++++ Dataset records

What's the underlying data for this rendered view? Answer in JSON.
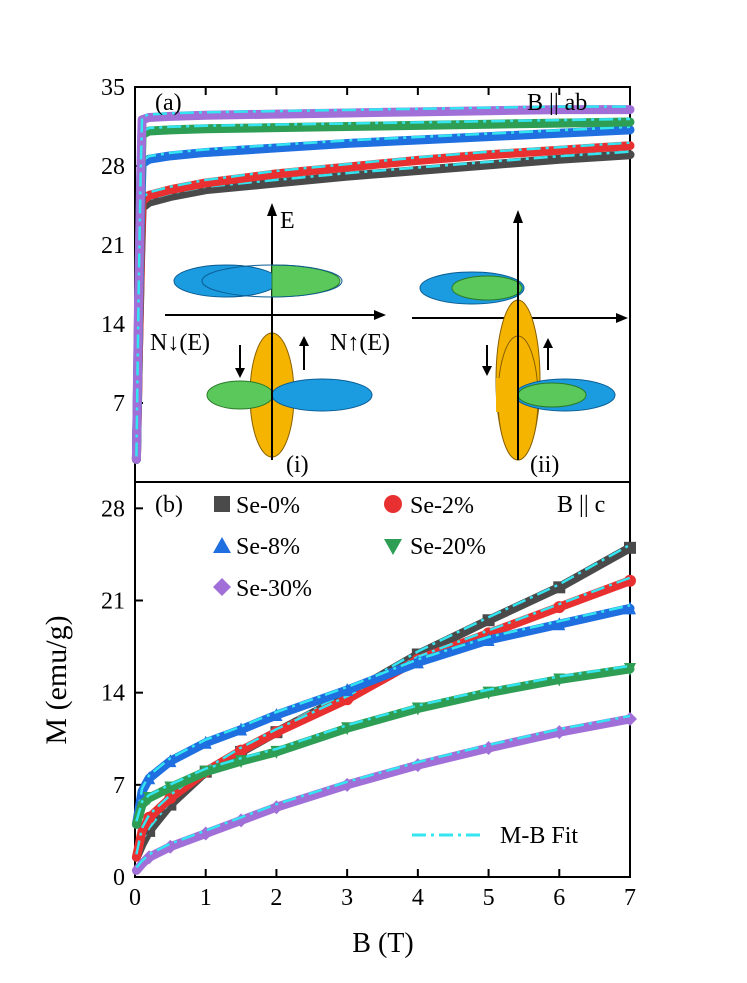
{
  "figure": {
    "ylabel": "M (emu/g)",
    "xlabel": "B (T)"
  },
  "chart_data": [
    {
      "panel": "(a)",
      "type": "line",
      "title": "B || ab",
      "xlabel": "B (T)",
      "ylabel": "M (emu/g)",
      "xlim": [
        0,
        7
      ],
      "ylim": [
        0,
        35
      ],
      "yticks": [
        7,
        14,
        21,
        28,
        35
      ],
      "series": [
        {
          "name": "Se-0%",
          "color": "#4a4a4a",
          "x": [
            0.02,
            0.05,
            0.08,
            0.1,
            0.2,
            0.5,
            1,
            2,
            3,
            4,
            5,
            6,
            7
          ],
          "y": [
            2,
            12,
            20,
            24.3,
            24.8,
            25.3,
            25.9,
            26.5,
            27.1,
            27.6,
            28.1,
            28.6,
            29.0
          ]
        },
        {
          "name": "Se-2%",
          "color": "#e83030",
          "x": [
            0.02,
            0.05,
            0.08,
            0.1,
            0.2,
            0.5,
            1,
            2,
            3,
            4,
            5,
            6,
            7
          ],
          "y": [
            2,
            12,
            21,
            24.9,
            25.4,
            25.9,
            26.5,
            27.3,
            27.9,
            28.5,
            29.0,
            29.4,
            29.8
          ]
        },
        {
          "name": "Se-8%",
          "color": "#1f6fe0",
          "x": [
            0.02,
            0.05,
            0.08,
            0.1,
            0.2,
            0.5,
            1,
            2,
            3,
            4,
            5,
            6,
            7
          ],
          "y": [
            2,
            14,
            24,
            28.2,
            28.6,
            28.9,
            29.2,
            29.6,
            30.0,
            30.3,
            30.6,
            30.9,
            31.2
          ]
        },
        {
          "name": "Se-20%",
          "color": "#2e9e55",
          "x": [
            0.02,
            0.05,
            0.08,
            0.1,
            0.2,
            0.5,
            1,
            2,
            3,
            4,
            5,
            6,
            7
          ],
          "y": [
            2,
            15,
            26,
            30.8,
            31.1,
            31.2,
            31.3,
            31.4,
            31.5,
            31.6,
            31.7,
            31.8,
            31.9
          ]
        },
        {
          "name": "Se-30%",
          "color": "#a070d8",
          "x": [
            0.02,
            0.05,
            0.08,
            0.1,
            0.2,
            0.5,
            1,
            2,
            3,
            4,
            5,
            6,
            7
          ],
          "y": [
            2,
            16,
            27,
            32.1,
            32.3,
            32.4,
            32.5,
            32.6,
            32.7,
            32.8,
            32.9,
            33.0,
            33.0
          ]
        }
      ],
      "inset": {
        "axis_label_energy": "E",
        "label_down": "N↓(E)",
        "label_up": "N↑(E)",
        "case_i": "(i)",
        "case_ii": "(ii)"
      }
    },
    {
      "panel": "(b)",
      "type": "line",
      "title": "B || c",
      "xlabel": "B (T)",
      "ylabel": "M (emu/g)",
      "xlim": [
        0,
        7
      ],
      "ylim": [
        0,
        30
      ],
      "xticks": [
        0,
        1,
        2,
        3,
        4,
        5,
        6,
        7
      ],
      "yticks": [
        0,
        7,
        14,
        21,
        28
      ],
      "legend": [
        "Se-0%",
        "Se-2%",
        "Se-8%",
        "Se-20%",
        "Se-30%"
      ],
      "fit_label": "M-B Fit",
      "series": [
        {
          "name": "Se-0%",
          "color": "#4a4a4a",
          "marker": "square",
          "x": [
            0.02,
            0.1,
            0.2,
            0.5,
            1,
            1.5,
            2,
            3,
            4,
            5,
            6,
            7
          ],
          "y": [
            1.5,
            2.5,
            3.5,
            5.5,
            8,
            9.5,
            11,
            13.8,
            16.9,
            19.5,
            22,
            25
          ]
        },
        {
          "name": "Se-2%",
          "color": "#e83030",
          "marker": "circle",
          "x": [
            0.02,
            0.1,
            0.2,
            0.5,
            1,
            1.5,
            2,
            3,
            4,
            5,
            6,
            7
          ],
          "y": [
            1.5,
            3.5,
            4.5,
            6,
            8,
            9.6,
            11,
            13.5,
            16.5,
            18.5,
            20.5,
            22.5
          ]
        },
        {
          "name": "Se-8%",
          "color": "#1f6fe0",
          "marker": "triangle-up",
          "x": [
            0.02,
            0.1,
            0.2,
            0.5,
            1,
            1.5,
            2,
            3,
            4,
            5,
            6,
            7
          ],
          "y": [
            4,
            6.5,
            7.5,
            8.8,
            10.2,
            11.2,
            12.3,
            14.2,
            16.3,
            18,
            19.2,
            20.4
          ]
        },
        {
          "name": "Se-20%",
          "color": "#2e9e55",
          "marker": "triangle-down",
          "x": [
            0.02,
            0.1,
            0.2,
            0.5,
            1,
            1.5,
            2,
            3,
            4,
            5,
            6,
            7
          ],
          "y": [
            4,
            5.5,
            6,
            6.8,
            8,
            8.8,
            9.5,
            11.3,
            12.8,
            14,
            15,
            15.8
          ]
        },
        {
          "name": "Se-30%",
          "color": "#a070d8",
          "marker": "diamond",
          "x": [
            0.02,
            0.1,
            0.2,
            0.5,
            1,
            1.5,
            2,
            3,
            4,
            5,
            6,
            7
          ],
          "y": [
            0.5,
            1,
            1.5,
            2.3,
            3.3,
            4.3,
            5.3,
            7,
            8.5,
            9.8,
            11,
            12
          ]
        }
      ]
    }
  ]
}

++++++++

> Instructions to follow
Leave out the pictures and return every record word for word.

> Answer to this exercise
What's the underlying data for this rendered view? Answer in JSON.
{
  "figure": {
    "ylabel": "M (emu/g)",
    "xlabel": "B (T)"
  },
  "chart_data": [
    {
      "panel": "(a)",
      "type": "line",
      "title": "B || ab",
      "xlabel": "B (T)",
      "ylabel": "M (emu/g)",
      "xlim": [
        0,
        7
      ],
      "ylim": [
        0,
        35
      ],
      "yticks": [
        7,
        14,
        21,
        28,
        35
      ],
      "series": [
        {
          "name": "Se-0%",
          "color": "#4a4a4a",
          "x": [
            0.02,
            0.05,
            0.08,
            0.1,
            0.2,
            0.5,
            1,
            2,
            3,
            4,
            5,
            6,
            7
          ],
          "y": [
            2,
            12,
            20,
            24.3,
            24.8,
            25.3,
            25.9,
            26.5,
            27.1,
            27.6,
            28.1,
            28.6,
            29.0
          ]
        },
        {
          "name": "Se-2%",
          "color": "#e83030",
          "x": [
            0.02,
            0.05,
            0.08,
            0.1,
            0.2,
            0.5,
            1,
            2,
            3,
            4,
            5,
            6,
            7
          ],
          "y": [
            2,
            12,
            21,
            24.9,
            25.4,
            25.9,
            26.5,
            27.3,
            27.9,
            28.5,
            29.0,
            29.4,
            29.8
          ]
        },
        {
          "name": "Se-8%",
          "color": "#1f6fe0",
          "x": [
            0.02,
            0.05,
            0.08,
            0.1,
            0.2,
            0.5,
            1,
            2,
            3,
            4,
            5,
            6,
            7
          ],
          "y": [
            2,
            14,
            24,
            28.2,
            28.6,
            28.9,
            29.2,
            29.6,
            30.0,
            30.3,
            30.6,
            30.9,
            31.2
          ]
        },
        {
          "name": "Se-20%",
          "color": "#2e9e55",
          "x": [
            0.02,
            0.05,
            0.08,
            0.1,
            0.2,
            0.5,
            1,
            2,
            3,
            4,
            5,
            6,
            7
          ],
          "y": [
            2,
            15,
            26,
            30.8,
            31.1,
            31.2,
            31.3,
            31.4,
            31.5,
            31.6,
            31.7,
            31.8,
            31.9
          ]
        },
        {
          "name": "Se-30%",
          "color": "#a070d8",
          "x": [
            0.02,
            0.05,
            0.08,
            0.1,
            0.2,
            0.5,
            1,
            2,
            3,
            4,
            5,
            6,
            7
          ],
          "y": [
            2,
            16,
            27,
            32.1,
            32.3,
            32.4,
            32.5,
            32.6,
            32.7,
            32.8,
            32.9,
            33.0,
            33.0
          ]
        }
      ],
      "inset": {
        "axis_label_energy": "E",
        "label_down": "N↓(E)",
        "label_up": "N↑(E)",
        "case_i": "(i)",
        "case_ii": "(ii)"
      }
    },
    {
      "panel": "(b)",
      "type": "line",
      "title": "B || c",
      "xlabel": "B (T)",
      "ylabel": "M (emu/g)",
      "xlim": [
        0,
        7
      ],
      "ylim": [
        0,
        30
      ],
      "xticks": [
        0,
        1,
        2,
        3,
        4,
        5,
        6,
        7
      ],
      "yticks": [
        0,
        7,
        14,
        21,
        28
      ],
      "legend": [
        "Se-0%",
        "Se-2%",
        "Se-8%",
        "Se-20%",
        "Se-30%"
      ],
      "fit_label": "M-B Fit",
      "series": [
        {
          "name": "Se-0%",
          "color": "#4a4a4a",
          "marker": "square",
          "x": [
            0.02,
            0.1,
            0.2,
            0.5,
            1,
            1.5,
            2,
            3,
            4,
            5,
            6,
            7
          ],
          "y": [
            1.5,
            2.5,
            3.5,
            5.5,
            8,
            9.5,
            11,
            13.8,
            16.9,
            19.5,
            22,
            25
          ]
        },
        {
          "name": "Se-2%",
          "color": "#e83030",
          "marker": "circle",
          "x": [
            0.02,
            0.1,
            0.2,
            0.5,
            1,
            1.5,
            2,
            3,
            4,
            5,
            6,
            7
          ],
          "y": [
            1.5,
            3.5,
            4.5,
            6,
            8,
            9.6,
            11,
            13.5,
            16.5,
            18.5,
            20.5,
            22.5
          ]
        },
        {
          "name": "Se-8%",
          "color": "#1f6fe0",
          "marker": "triangle-up",
          "x": [
            0.02,
            0.1,
            0.2,
            0.5,
            1,
            1.5,
            2,
            3,
            4,
            5,
            6,
            7
          ],
          "y": [
            4,
            6.5,
            7.5,
            8.8,
            10.2,
            11.2,
            12.3,
            14.2,
            16.3,
            18,
            19.2,
            20.4
          ]
        },
        {
          "name": "Se-20%",
          "color": "#2e9e55",
          "marker": "triangle-down",
          "x": [
            0.02,
            0.1,
            0.2,
            0.5,
            1,
            1.5,
            2,
            3,
            4,
            5,
            6,
            7
          ],
          "y": [
            4,
            5.5,
            6,
            6.8,
            8,
            8.8,
            9.5,
            11.3,
            12.8,
            14,
            15,
            15.8
          ]
        },
        {
          "name": "Se-30%",
          "color": "#a070d8",
          "marker": "diamond",
          "x": [
            0.02,
            0.1,
            0.2,
            0.5,
            1,
            1.5,
            2,
            3,
            4,
            5,
            6,
            7
          ],
          "y": [
            0.5,
            1,
            1.5,
            2.3,
            3.3,
            4.3,
            5.3,
            7,
            8.5,
            9.8,
            11,
            12
          ]
        }
      ]
    }
  ]
}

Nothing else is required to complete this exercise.